> Exercise instructions
Out of all the lines below, count those with the word "homogenous". Give the number only.

> Entries provided
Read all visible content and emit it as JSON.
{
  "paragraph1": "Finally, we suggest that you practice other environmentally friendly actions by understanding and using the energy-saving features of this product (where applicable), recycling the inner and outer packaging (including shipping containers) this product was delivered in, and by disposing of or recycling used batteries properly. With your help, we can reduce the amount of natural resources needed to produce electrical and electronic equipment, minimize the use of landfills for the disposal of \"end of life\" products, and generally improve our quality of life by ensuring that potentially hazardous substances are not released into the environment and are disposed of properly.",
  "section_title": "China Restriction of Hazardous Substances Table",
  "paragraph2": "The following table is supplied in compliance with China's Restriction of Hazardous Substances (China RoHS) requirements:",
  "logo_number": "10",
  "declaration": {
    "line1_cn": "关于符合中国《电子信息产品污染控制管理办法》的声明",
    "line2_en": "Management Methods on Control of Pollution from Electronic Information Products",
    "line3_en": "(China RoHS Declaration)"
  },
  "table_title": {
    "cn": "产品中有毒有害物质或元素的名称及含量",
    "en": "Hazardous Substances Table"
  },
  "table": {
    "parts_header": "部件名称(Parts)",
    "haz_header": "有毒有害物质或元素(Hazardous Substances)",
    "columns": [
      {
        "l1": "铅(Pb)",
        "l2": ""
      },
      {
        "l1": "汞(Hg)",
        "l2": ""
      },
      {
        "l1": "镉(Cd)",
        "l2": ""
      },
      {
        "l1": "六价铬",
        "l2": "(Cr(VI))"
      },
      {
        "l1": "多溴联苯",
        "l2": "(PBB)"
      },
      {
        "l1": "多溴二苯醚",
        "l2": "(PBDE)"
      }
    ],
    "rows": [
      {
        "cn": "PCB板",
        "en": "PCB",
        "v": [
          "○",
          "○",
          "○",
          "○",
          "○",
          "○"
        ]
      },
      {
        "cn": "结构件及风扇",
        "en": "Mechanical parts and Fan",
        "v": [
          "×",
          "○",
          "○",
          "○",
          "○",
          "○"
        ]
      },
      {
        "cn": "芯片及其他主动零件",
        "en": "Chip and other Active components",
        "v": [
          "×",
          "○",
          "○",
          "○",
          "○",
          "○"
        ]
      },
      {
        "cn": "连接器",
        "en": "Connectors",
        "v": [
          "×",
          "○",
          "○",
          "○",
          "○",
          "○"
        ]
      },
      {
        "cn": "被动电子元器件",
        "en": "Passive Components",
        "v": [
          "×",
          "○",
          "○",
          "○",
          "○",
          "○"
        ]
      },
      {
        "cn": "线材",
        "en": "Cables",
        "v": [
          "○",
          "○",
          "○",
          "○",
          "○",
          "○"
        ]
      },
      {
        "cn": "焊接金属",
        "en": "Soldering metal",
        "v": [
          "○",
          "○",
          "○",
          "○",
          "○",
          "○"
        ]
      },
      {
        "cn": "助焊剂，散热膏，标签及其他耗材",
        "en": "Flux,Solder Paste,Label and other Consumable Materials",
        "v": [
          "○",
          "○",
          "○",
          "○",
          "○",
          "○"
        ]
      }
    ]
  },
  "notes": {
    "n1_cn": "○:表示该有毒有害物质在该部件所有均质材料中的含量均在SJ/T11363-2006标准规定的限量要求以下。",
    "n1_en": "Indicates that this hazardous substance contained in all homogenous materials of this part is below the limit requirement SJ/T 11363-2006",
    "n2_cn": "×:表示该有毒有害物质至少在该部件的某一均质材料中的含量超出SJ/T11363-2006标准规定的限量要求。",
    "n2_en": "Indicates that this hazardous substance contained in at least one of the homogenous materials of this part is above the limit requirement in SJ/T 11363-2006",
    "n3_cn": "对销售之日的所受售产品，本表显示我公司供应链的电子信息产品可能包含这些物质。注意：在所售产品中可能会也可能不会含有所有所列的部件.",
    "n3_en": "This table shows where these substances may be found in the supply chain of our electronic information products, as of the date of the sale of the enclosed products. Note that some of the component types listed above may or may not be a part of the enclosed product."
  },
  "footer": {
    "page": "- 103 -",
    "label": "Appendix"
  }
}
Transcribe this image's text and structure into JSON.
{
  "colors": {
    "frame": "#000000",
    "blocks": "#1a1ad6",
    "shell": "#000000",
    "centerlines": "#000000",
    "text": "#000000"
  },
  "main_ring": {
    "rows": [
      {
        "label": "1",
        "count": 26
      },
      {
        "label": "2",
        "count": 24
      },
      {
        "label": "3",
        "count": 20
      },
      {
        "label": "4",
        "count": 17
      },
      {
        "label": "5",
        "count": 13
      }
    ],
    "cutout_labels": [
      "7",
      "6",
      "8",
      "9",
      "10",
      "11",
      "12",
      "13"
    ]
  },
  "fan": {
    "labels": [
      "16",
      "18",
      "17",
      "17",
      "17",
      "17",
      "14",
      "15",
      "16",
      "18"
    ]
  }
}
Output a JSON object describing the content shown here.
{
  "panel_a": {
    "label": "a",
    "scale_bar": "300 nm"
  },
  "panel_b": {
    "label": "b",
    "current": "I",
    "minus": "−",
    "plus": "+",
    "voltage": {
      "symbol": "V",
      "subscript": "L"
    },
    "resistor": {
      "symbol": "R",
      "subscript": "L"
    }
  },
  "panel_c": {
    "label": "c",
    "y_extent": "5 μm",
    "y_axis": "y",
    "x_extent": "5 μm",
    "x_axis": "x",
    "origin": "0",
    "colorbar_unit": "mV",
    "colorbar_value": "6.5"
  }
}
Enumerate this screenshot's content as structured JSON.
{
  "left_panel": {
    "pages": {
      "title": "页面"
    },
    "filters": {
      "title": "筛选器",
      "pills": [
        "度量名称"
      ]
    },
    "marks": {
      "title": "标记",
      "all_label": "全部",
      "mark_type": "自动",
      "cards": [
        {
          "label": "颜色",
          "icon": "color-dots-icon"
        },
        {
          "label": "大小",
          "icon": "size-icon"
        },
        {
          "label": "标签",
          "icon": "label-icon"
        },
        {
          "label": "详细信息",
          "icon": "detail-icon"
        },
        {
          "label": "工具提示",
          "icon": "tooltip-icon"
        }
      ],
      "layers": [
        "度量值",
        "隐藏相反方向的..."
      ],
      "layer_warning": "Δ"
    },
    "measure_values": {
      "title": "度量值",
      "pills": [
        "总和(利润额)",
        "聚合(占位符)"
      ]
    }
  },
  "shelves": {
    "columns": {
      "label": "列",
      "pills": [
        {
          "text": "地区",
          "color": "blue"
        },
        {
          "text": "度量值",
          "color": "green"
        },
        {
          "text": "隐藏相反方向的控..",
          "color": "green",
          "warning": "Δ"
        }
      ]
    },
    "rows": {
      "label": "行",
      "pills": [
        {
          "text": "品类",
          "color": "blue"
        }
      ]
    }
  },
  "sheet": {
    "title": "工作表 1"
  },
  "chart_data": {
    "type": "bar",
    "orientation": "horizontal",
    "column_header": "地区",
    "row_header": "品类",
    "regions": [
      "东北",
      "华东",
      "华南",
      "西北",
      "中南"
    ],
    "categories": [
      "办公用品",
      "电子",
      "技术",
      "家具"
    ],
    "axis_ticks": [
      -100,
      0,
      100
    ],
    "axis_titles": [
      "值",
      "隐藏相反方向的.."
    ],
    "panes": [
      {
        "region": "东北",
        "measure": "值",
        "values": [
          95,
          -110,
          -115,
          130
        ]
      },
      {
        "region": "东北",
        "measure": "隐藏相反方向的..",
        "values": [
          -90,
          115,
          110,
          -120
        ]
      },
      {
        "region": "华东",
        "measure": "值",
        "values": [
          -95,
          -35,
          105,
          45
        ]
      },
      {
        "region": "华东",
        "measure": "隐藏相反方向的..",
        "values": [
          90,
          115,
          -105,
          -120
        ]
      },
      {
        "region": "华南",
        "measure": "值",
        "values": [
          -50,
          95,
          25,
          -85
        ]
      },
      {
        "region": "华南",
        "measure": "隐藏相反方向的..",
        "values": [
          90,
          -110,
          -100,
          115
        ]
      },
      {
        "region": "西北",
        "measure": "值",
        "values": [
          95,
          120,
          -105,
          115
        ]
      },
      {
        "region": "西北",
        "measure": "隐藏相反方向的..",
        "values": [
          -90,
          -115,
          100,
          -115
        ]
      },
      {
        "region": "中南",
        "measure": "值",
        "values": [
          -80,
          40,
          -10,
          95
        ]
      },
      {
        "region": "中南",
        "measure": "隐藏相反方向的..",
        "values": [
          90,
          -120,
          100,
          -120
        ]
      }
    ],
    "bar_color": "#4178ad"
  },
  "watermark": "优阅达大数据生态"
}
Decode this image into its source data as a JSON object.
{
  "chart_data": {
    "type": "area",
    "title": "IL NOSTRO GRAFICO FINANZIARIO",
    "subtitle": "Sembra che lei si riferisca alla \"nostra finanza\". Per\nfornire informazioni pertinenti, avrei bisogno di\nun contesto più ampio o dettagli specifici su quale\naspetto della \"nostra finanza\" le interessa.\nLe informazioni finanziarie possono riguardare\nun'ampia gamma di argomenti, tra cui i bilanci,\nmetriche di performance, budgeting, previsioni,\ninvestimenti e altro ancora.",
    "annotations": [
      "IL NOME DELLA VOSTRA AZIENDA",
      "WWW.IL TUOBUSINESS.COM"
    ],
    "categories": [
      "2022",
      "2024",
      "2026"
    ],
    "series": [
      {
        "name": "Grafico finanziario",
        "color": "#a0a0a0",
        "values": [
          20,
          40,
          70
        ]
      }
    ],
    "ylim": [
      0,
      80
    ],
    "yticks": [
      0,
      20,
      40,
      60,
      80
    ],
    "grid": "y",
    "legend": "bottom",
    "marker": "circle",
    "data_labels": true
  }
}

> Response to this task
2